TASK: Write the data out again exactly, with no pictures.
#### LISTED RECORDS ####
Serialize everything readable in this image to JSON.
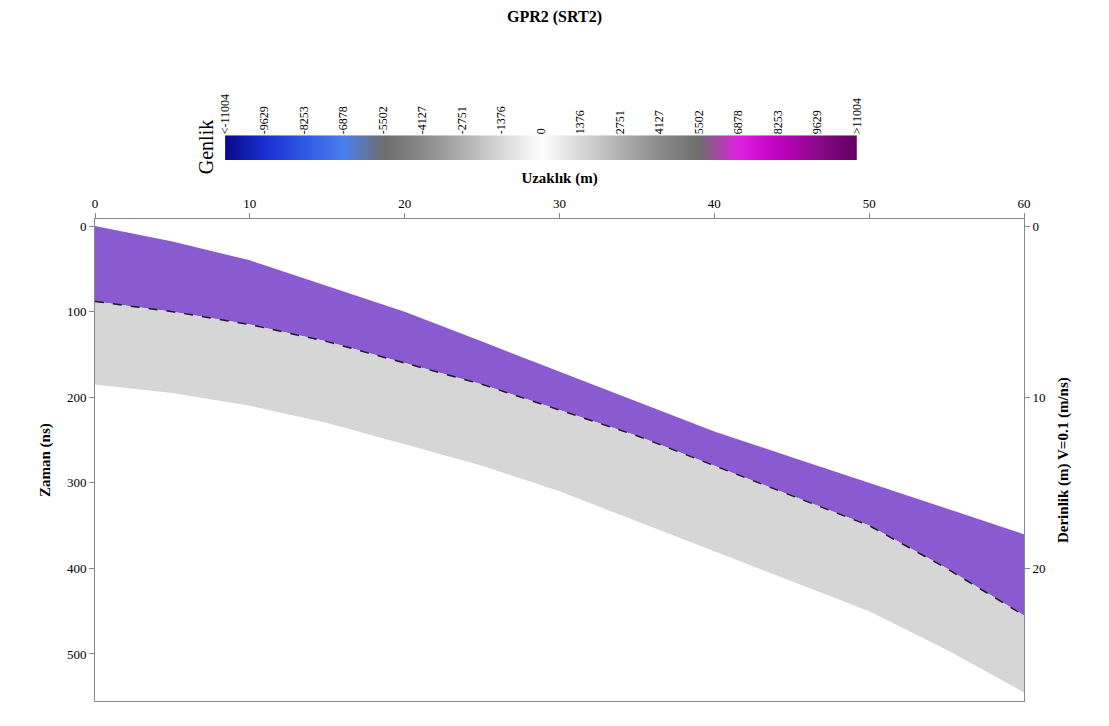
{
  "chart_data": {
    "type": "area",
    "title": "GPR2 (SRT2)",
    "x_label": "Uzaklık (m)",
    "y_label": "Zaman (ns)",
    "y2_label": "Derinlik (m) V=0.1 (m/ns)",
    "x": [
      0,
      5,
      10,
      15,
      20,
      25,
      30,
      35,
      40,
      45,
      50,
      55,
      60
    ],
    "layers": [
      {
        "top": [
          0,
          18,
          40,
          70,
          100,
          135,
          170,
          205,
          240,
          270,
          300,
          330,
          360
        ],
        "bottom": [
          88,
          100,
          115,
          135,
          160,
          185,
          215,
          245,
          280,
          315,
          350,
          400,
          455
        ],
        "color": "#8a5ad0"
      },
      {
        "top": [
          88,
          100,
          115,
          135,
          160,
          185,
          215,
          245,
          280,
          315,
          350,
          400,
          455
        ],
        "bottom": [
          185,
          195,
          210,
          230,
          255,
          280,
          310,
          345,
          380,
          415,
          450,
          495,
          545
        ],
        "color": "#d6d6d6"
      }
    ],
    "interface": {
      "values": [
        88,
        100,
        115,
        135,
        160,
        185,
        215,
        245,
        280,
        315,
        350,
        400,
        455
      ],
      "line_style": "dashed",
      "color": "#1a1a1a"
    },
    "xlim": [
      0,
      60
    ],
    "xticks": [
      0,
      10,
      20,
      30,
      40,
      50,
      60
    ],
    "ylim": [
      555,
      -8
    ],
    "yticks": [
      0,
      100,
      200,
      300,
      400,
      500
    ],
    "y2lim": [
      27.75,
      -0.4
    ],
    "y2ticks": [
      0,
      10,
      20
    ],
    "colorbar": {
      "title": "Genlik",
      "range": [
        -11004,
        11004
      ],
      "ticks": [
        {
          "value": -11004,
          "label": "<-11004"
        },
        -9629,
        -8253,
        -6878,
        -5502,
        -4127,
        -2751,
        -1376,
        0,
        1376,
        2751,
        4127,
        5502,
        6878,
        8253,
        9629,
        {
          "value": 11004,
          "label": ">11004"
        }
      ],
      "colors": [
        "#0a0a8c",
        "#1a2fd0",
        "#2f5ae6",
        "#4a7ff0",
        "#6e6e6e",
        "#8a8a8a",
        "#b0b0b0",
        "#d8d8d8",
        "#ffffff",
        "#d8d8d8",
        "#b0b0b0",
        "#8a8a8a",
        "#6e6e6e",
        "#e020e0",
        "#c000c0",
        "#8a0a8a",
        "#600060"
      ]
    }
  }
}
####
TASK OUTPUT:
Serialize everything readable in this image to JSON.
{
  "chart_data": {
    "type": "area",
    "title": "GPR2 (SRT2)",
    "x_label": "Uzaklık (m)",
    "y_label": "Zaman (ns)",
    "y2_label": "Derinlik (m) V=0.1 (m/ns)",
    "x": [
      0,
      5,
      10,
      15,
      20,
      25,
      30,
      35,
      40,
      45,
      50,
      55,
      60
    ],
    "layers": [
      {
        "top": [
          0,
          18,
          40,
          70,
          100,
          135,
          170,
          205,
          240,
          270,
          300,
          330,
          360
        ],
        "bottom": [
          88,
          100,
          115,
          135,
          160,
          185,
          215,
          245,
          280,
          315,
          350,
          400,
          455
        ],
        "color": "#8a5ad0"
      },
      {
        "top": [
          88,
          100,
          115,
          135,
          160,
          185,
          215,
          245,
          280,
          315,
          350,
          400,
          455
        ],
        "bottom": [
          185,
          195,
          210,
          230,
          255,
          280,
          310,
          345,
          380,
          415,
          450,
          495,
          545
        ],
        "color": "#d6d6d6"
      }
    ],
    "interface": {
      "values": [
        88,
        100,
        115,
        135,
        160,
        185,
        215,
        245,
        280,
        315,
        350,
        400,
        455
      ],
      "line_style": "dashed",
      "color": "#1a1a1a"
    },
    "xlim": [
      0,
      60
    ],
    "xticks": [
      0,
      10,
      20,
      30,
      40,
      50,
      60
    ],
    "ylim": [
      555,
      -8
    ],
    "yticks": [
      0,
      100,
      200,
      300,
      400,
      500
    ],
    "y2lim": [
      27.75,
      -0.4
    ],
    "y2ticks": [
      0,
      10,
      20
    ],
    "colorbar": {
      "title": "Genlik",
      "range": [
        -11004,
        11004
      ],
      "ticks": [
        {
          "value": -11004,
          "label": "<-11004"
        },
        -9629,
        -8253,
        -6878,
        -5502,
        -4127,
        -2751,
        -1376,
        0,
        1376,
        2751,
        4127,
        5502,
        6878,
        8253,
        9629,
        {
          "value": 11004,
          "label": ">11004"
        }
      ],
      "colors": [
        "#0a0a8c",
        "#1a2fd0",
        "#2f5ae6",
        "#4a7ff0",
        "#6e6e6e",
        "#8a8a8a",
        "#b0b0b0",
        "#d8d8d8",
        "#ffffff",
        "#d8d8d8",
        "#b0b0b0",
        "#8a8a8a",
        "#6e6e6e",
        "#e020e0",
        "#c000c0",
        "#8a0a8a",
        "#600060"
      ]
    }
  }
}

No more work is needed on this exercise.